WORK TO COMPLETE ▸ Below is a listing; copy all of it exactly.

** begin INFORMATION PROVIDED **

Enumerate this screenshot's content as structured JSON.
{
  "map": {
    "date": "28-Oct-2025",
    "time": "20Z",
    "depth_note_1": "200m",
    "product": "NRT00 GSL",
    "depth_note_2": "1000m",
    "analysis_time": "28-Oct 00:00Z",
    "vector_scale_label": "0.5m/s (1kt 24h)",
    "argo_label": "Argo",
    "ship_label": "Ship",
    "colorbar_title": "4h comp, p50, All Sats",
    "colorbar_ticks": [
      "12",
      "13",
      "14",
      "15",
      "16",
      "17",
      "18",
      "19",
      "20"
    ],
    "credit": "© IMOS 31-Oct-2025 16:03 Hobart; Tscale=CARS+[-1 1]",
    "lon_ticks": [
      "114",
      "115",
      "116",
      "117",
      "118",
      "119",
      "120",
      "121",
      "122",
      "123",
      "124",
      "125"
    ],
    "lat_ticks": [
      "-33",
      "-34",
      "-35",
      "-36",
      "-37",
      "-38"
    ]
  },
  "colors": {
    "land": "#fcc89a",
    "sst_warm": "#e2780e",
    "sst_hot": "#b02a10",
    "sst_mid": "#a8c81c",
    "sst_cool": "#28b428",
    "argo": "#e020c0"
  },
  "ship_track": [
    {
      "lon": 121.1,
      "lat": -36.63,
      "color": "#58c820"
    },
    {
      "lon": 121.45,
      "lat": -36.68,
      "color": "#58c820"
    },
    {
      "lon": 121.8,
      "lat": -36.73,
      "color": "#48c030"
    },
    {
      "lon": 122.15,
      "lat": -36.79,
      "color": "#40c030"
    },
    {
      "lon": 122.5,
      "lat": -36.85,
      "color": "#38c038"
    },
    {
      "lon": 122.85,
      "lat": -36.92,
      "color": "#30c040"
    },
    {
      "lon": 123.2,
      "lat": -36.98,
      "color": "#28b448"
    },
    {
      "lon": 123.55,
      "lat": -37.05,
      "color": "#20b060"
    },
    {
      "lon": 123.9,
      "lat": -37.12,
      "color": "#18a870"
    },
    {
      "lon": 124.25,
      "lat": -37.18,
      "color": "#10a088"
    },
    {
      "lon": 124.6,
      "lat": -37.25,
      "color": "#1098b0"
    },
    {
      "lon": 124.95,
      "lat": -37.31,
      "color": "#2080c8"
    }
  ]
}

** end INFORMATION PROVIDED **

TASK SOLUTION ▸
Enumerate this screenshot's content as structured JSON.
{
  "map": {
    "date": "28-Oct-2025",
    "time": "20Z",
    "depth_note_1": "200m",
    "product": "NRT00 GSL",
    "depth_note_2": "1000m",
    "analysis_time": "28-Oct 00:00Z",
    "vector_scale_label": "0.5m/s (1kt 24h)",
    "argo_label": "Argo",
    "ship_label": "Ship",
    "colorbar_title": "4h comp, p50, All Sats",
    "colorbar_ticks": [
      "12",
      "13",
      "14",
      "15",
      "16",
      "17",
      "18",
      "19",
      "20"
    ],
    "credit": "© IMOS 31-Oct-2025 16:03 Hobart; Tscale=CARS+[-1 1]",
    "lon_ticks": [
      "114",
      "115",
      "116",
      "117",
      "118",
      "119",
      "120",
      "121",
      "122",
      "123",
      "124",
      "125"
    ],
    "lat_ticks": [
      "-33",
      "-34",
      "-35",
      "-36",
      "-37",
      "-38"
    ]
  },
  "colors": {
    "land": "#fcc89a",
    "sst_warm": "#e2780e",
    "sst_hot": "#b02a10",
    "sst_mid": "#a8c81c",
    "sst_cool": "#28b428",
    "argo": "#e020c0"
  },
  "ship_track": [
    {
      "lon": 121.1,
      "lat": -36.63,
      "color": "#58c820"
    },
    {
      "lon": 121.45,
      "lat": -36.68,
      "color": "#58c820"
    },
    {
      "lon": 121.8,
      "lat": -36.73,
      "color": "#48c030"
    },
    {
      "lon": 122.15,
      "lat": -36.79,
      "color": "#40c030"
    },
    {
      "lon": 122.5,
      "lat": -36.85,
      "color": "#38c038"
    },
    {
      "lon": 122.85,
      "lat": -36.92,
      "color": "#30c040"
    },
    {
      "lon": 123.2,
      "lat": -36.98,
      "color": "#28b448"
    },
    {
      "lon": 123.55,
      "lat": -37.05,
      "color": "#20b060"
    },
    {
      "lon": 123.9,
      "lat": -37.12,
      "color": "#18a870"
    },
    {
      "lon": 124.25,
      "lat": -37.18,
      "color": "#10a088"
    },
    {
      "lon": 124.6,
      "lat": -37.25,
      "color": "#1098b0"
    },
    {
      "lon": 124.95,
      "lat": -37.31,
      "color": "#2080c8"
    }
  ]
}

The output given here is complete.